To be done —
Using the records below, count the lines with "العربي" in them. Give the number only.

○ ○ ○ ○

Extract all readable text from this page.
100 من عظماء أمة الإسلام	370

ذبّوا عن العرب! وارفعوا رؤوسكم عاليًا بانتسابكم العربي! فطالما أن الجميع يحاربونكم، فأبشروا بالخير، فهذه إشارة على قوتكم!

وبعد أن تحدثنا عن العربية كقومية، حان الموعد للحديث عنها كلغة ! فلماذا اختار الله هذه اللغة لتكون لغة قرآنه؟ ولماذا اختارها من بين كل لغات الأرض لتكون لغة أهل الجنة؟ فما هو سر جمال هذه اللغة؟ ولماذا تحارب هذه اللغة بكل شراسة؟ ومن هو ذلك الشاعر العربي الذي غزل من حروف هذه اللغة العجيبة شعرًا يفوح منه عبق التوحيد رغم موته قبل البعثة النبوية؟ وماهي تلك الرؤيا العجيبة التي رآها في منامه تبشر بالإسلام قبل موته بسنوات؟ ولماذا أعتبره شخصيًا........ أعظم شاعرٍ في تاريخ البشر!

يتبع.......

○ ○ ○ ○

Answer —
2